__Stored dataset items__:
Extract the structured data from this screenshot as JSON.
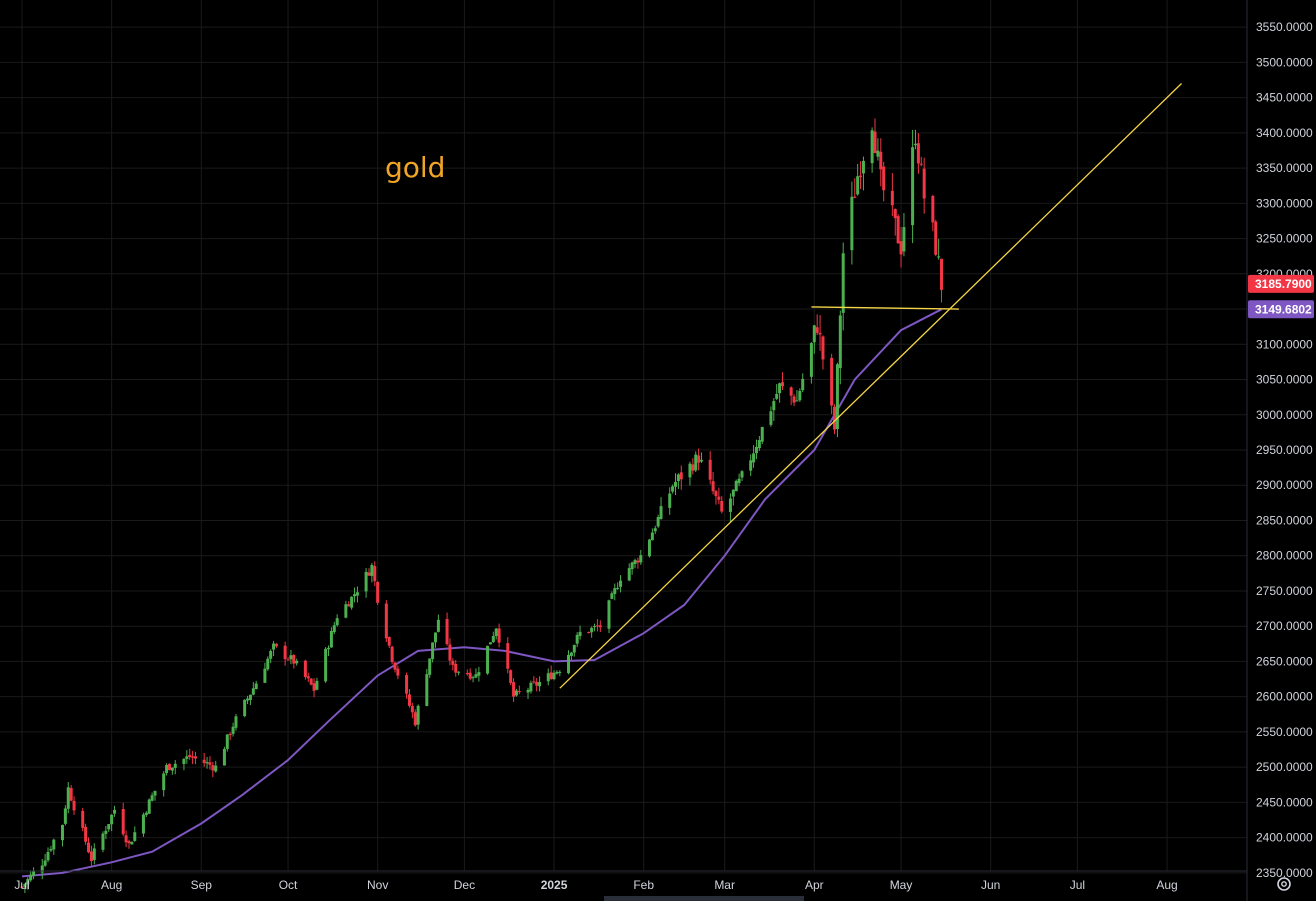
{
  "chart_data": {
    "type": "candlestick",
    "symbol_note": "gold",
    "colors": {
      "background": "#000000",
      "grid": "#1a1a1a",
      "up": "#26a69a",
      "up_body": "#4caf50",
      "down": "#f23645",
      "ma": "#7e57c2",
      "trendline": "#f5d547",
      "annotation": "#f0a624"
    },
    "y_axis": {
      "ylim": [
        2320,
        3580
      ],
      "ticks": [
        "2350.0000",
        "2400.0000",
        "2450.0000",
        "2500.0000",
        "2550.0000",
        "2600.0000",
        "2650.0000",
        "2700.0000",
        "2750.0000",
        "2800.0000",
        "2850.0000",
        "2900.0000",
        "2950.0000",
        "3000.0000",
        "3050.0000",
        "3100.0000",
        "3150.0000",
        "3200.0000",
        "3250.0000",
        "3300.0000",
        "3350.0000",
        "3400.0000",
        "3450.0000",
        "3500.0000",
        "3550.0000"
      ],
      "badges": [
        {
          "label": "3185.7900",
          "value": 3185.79,
          "color": "#f23645"
        },
        {
          "label": "3149.6802",
          "value": 3149.68,
          "color": "#7e57c2"
        }
      ]
    },
    "x_axis": {
      "start": "2024-07-01",
      "end": "2025-08-20",
      "ticks": [
        {
          "label": "Jul",
          "date": "2024-07-01",
          "bold": false
        },
        {
          "label": "Aug",
          "date": "2024-08-01",
          "bold": false
        },
        {
          "label": "Sep",
          "date": "2024-09-01",
          "bold": false
        },
        {
          "label": "Oct",
          "date": "2024-10-01",
          "bold": false
        },
        {
          "label": "Nov",
          "date": "2024-11-01",
          "bold": false
        },
        {
          "label": "Dec",
          "date": "2024-12-01",
          "bold": false
        },
        {
          "label": "2025",
          "date": "2025-01-01",
          "bold": true
        },
        {
          "label": "Feb",
          "date": "2025-02-01",
          "bold": false
        },
        {
          "label": "Mar",
          "date": "2025-03-01",
          "bold": false
        },
        {
          "label": "Apr",
          "date": "2025-04-01",
          "bold": false
        },
        {
          "label": "May",
          "date": "2025-05-01",
          "bold": false
        },
        {
          "label": "Jun",
          "date": "2025-06-01",
          "bold": false
        },
        {
          "label": "Jul",
          "date": "2025-07-01",
          "bold": false
        },
        {
          "label": "Aug",
          "date": "2025-08-01",
          "bold": false
        }
      ]
    },
    "close_path": [
      [
        "2024-07-01",
        2330
      ],
      [
        "2024-07-08",
        2365
      ],
      [
        "2024-07-15",
        2420
      ],
      [
        "2024-07-17",
        2470
      ],
      [
        "2024-07-25",
        2370
      ],
      [
        "2024-08-02",
        2440
      ],
      [
        "2024-08-07",
        2390
      ],
      [
        "2024-08-14",
        2450
      ],
      [
        "2024-08-20",
        2500
      ],
      [
        "2024-08-28",
        2515
      ],
      [
        "2024-09-06",
        2500
      ],
      [
        "2024-09-12",
        2560
      ],
      [
        "2024-09-20",
        2620
      ],
      [
        "2024-09-26",
        2670
      ],
      [
        "2024-10-03",
        2650
      ],
      [
        "2024-10-10",
        2610
      ],
      [
        "2024-10-18",
        2715
      ],
      [
        "2024-10-23",
        2740
      ],
      [
        "2024-10-30",
        2785
      ],
      [
        "2024-11-01",
        2740
      ],
      [
        "2024-11-06",
        2655
      ],
      [
        "2024-11-14",
        2565
      ],
      [
        "2024-11-22",
        2710
      ],
      [
        "2024-11-27",
        2640
      ],
      [
        "2024-12-05",
        2630
      ],
      [
        "2024-12-12",
        2700
      ],
      [
        "2024-12-18",
        2600
      ],
      [
        "2024-12-27",
        2620
      ],
      [
        "2025-01-03",
        2640
      ],
      [
        "2025-01-10",
        2690
      ],
      [
        "2025-01-17",
        2700
      ],
      [
        "2025-01-24",
        2770
      ],
      [
        "2025-01-31",
        2800
      ],
      [
        "2025-02-07",
        2860
      ],
      [
        "2025-02-11",
        2900
      ],
      [
        "2025-02-20",
        2940
      ],
      [
        "2025-02-28",
        2860
      ],
      [
        "2025-03-07",
        2910
      ],
      [
        "2025-03-14",
        2980
      ],
      [
        "2025-03-20",
        3040
      ],
      [
        "2025-03-26",
        3020
      ],
      [
        "2025-04-02",
        3130
      ],
      [
        "2025-04-08",
        2980
      ],
      [
        "2025-04-11",
        3230
      ],
      [
        "2025-04-16",
        3340
      ],
      [
        "2025-04-21",
        3420
      ],
      [
        "2025-04-24",
        3330
      ],
      [
        "2025-05-01",
        3240
      ],
      [
        "2025-05-06",
        3400
      ],
      [
        "2025-05-09",
        3310
      ],
      [
        "2025-05-13",
        3240
      ],
      [
        "2025-05-15",
        3185
      ]
    ],
    "moving_average": [
      [
        "2024-07-01",
        2345
      ],
      [
        "2024-07-15",
        2350
      ],
      [
        "2024-08-01",
        2365
      ],
      [
        "2024-08-15",
        2380
      ],
      [
        "2024-09-01",
        2420
      ],
      [
        "2024-09-15",
        2460
      ],
      [
        "2024-10-01",
        2510
      ],
      [
        "2024-10-15",
        2565
      ],
      [
        "2024-11-01",
        2630
      ],
      [
        "2024-11-15",
        2665
      ],
      [
        "2024-12-01",
        2670
      ],
      [
        "2024-12-15",
        2665
      ],
      [
        "2025-01-01",
        2650
      ],
      [
        "2025-01-15",
        2652
      ],
      [
        "2025-02-01",
        2690
      ],
      [
        "2025-02-15",
        2730
      ],
      [
        "2025-03-01",
        2800
      ],
      [
        "2025-03-15",
        2880
      ],
      [
        "2025-04-01",
        2950
      ],
      [
        "2025-04-15",
        3050
      ],
      [
        "2025-05-01",
        3120
      ],
      [
        "2025-05-15",
        3149.68
      ]
    ],
    "trendlines": [
      {
        "from": [
          "2025-01-03",
          2612
        ],
        "to": [
          "2025-08-06",
          3470
        ]
      },
      {
        "from": [
          "2025-03-31",
          3153
        ],
        "to": [
          "2025-05-21",
          3150
        ]
      }
    ]
  },
  "annotations": {
    "label": "gold"
  }
}
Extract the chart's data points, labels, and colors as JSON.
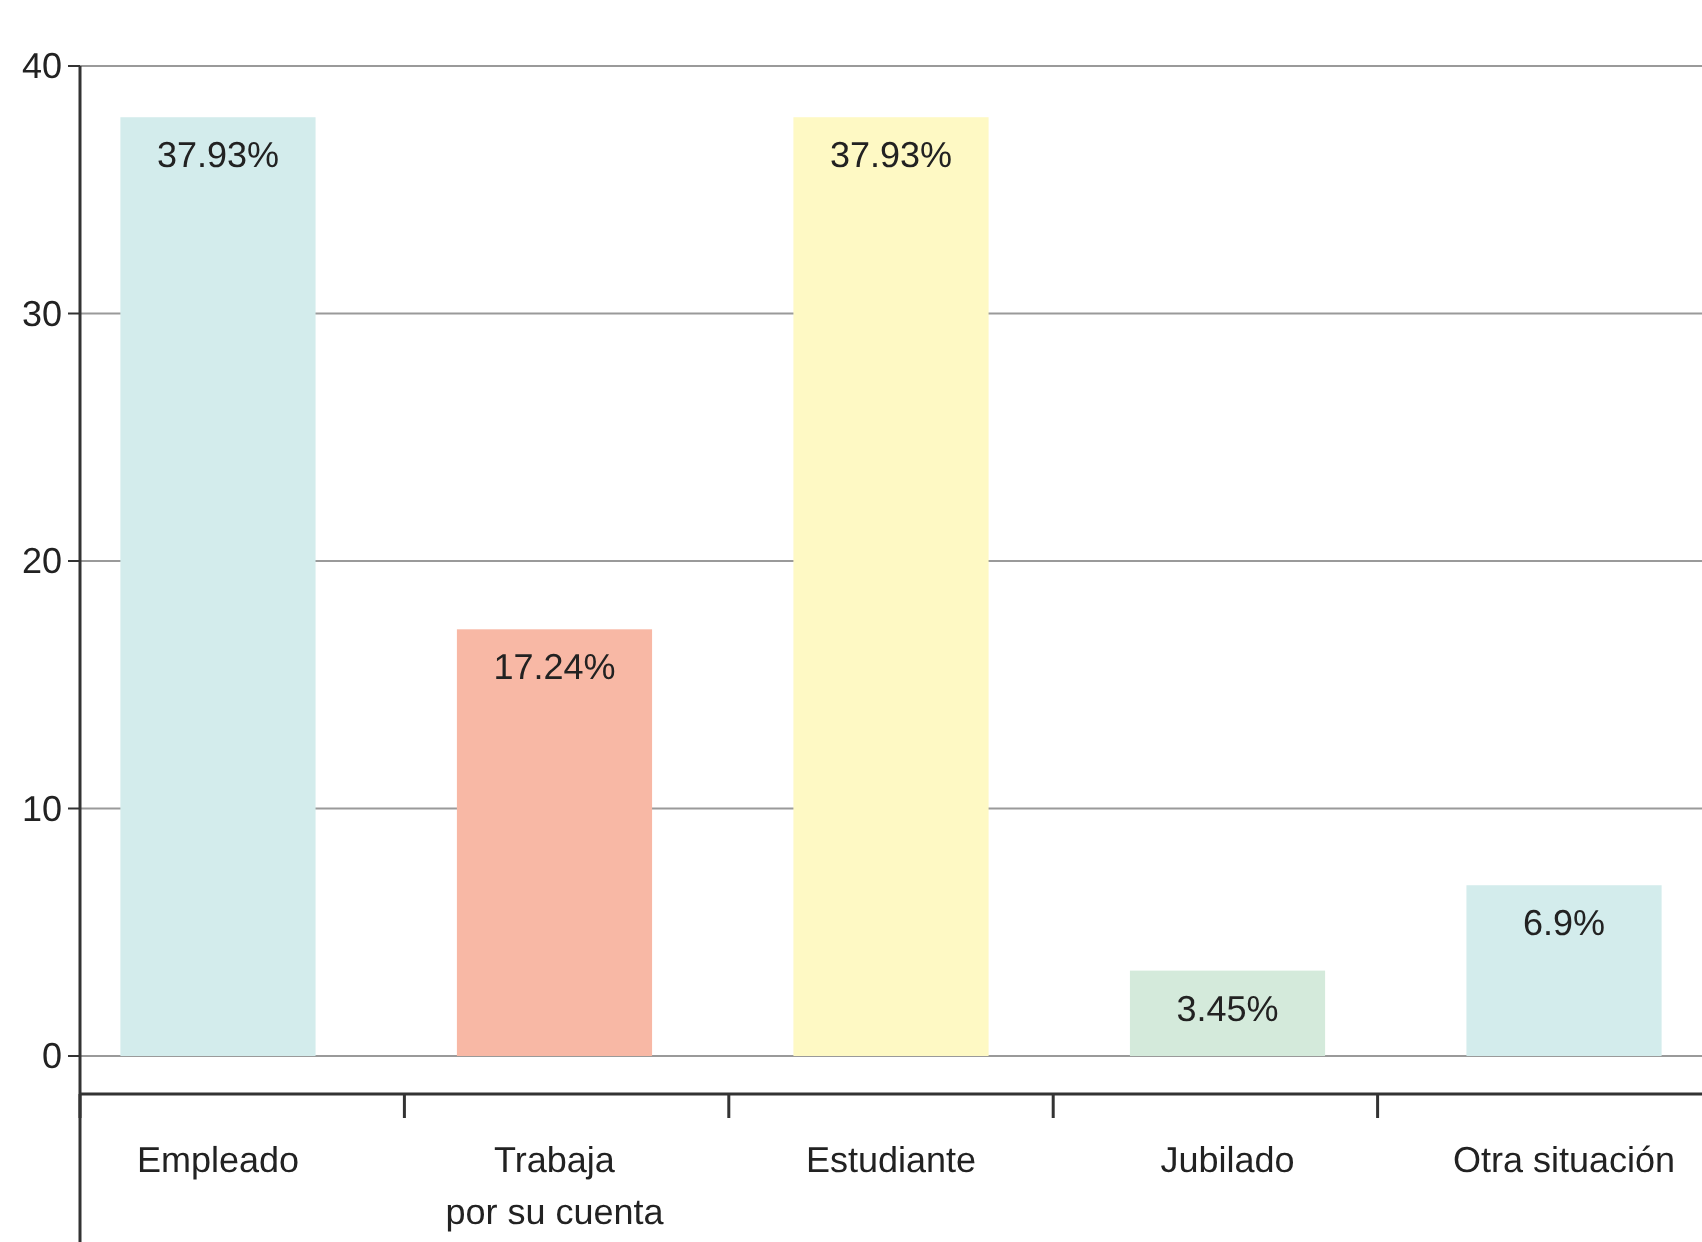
{
  "chart_data": {
    "type": "bar",
    "categories": [
      "Empleado",
      "Trabaja\npor su cuenta",
      "Estudiante",
      "Jubilado",
      "Otra situación"
    ],
    "values": [
      37.93,
      17.24,
      37.93,
      3.45,
      6.9
    ],
    "colors": [
      "#d3ecec",
      "#f8b8a5",
      "#fef9c4",
      "#d4eadb",
      "#d3ecec"
    ],
    "value_labels": [
      "37.93%",
      "17.24%",
      "37.93%",
      "3.45%",
      "6.9%"
    ],
    "ylim": [
      0,
      40
    ],
    "yticks": [
      0,
      10,
      20,
      30,
      40
    ],
    "grid": "y"
  }
}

__SHORT TASK__: Look through the listing and extract every line with "JSON" in it.

__RESPONSE TO THE TASK__:
Extract the structured data from this screenshot as JSON.
Extract the chart's data points, labels, and colors as JSON.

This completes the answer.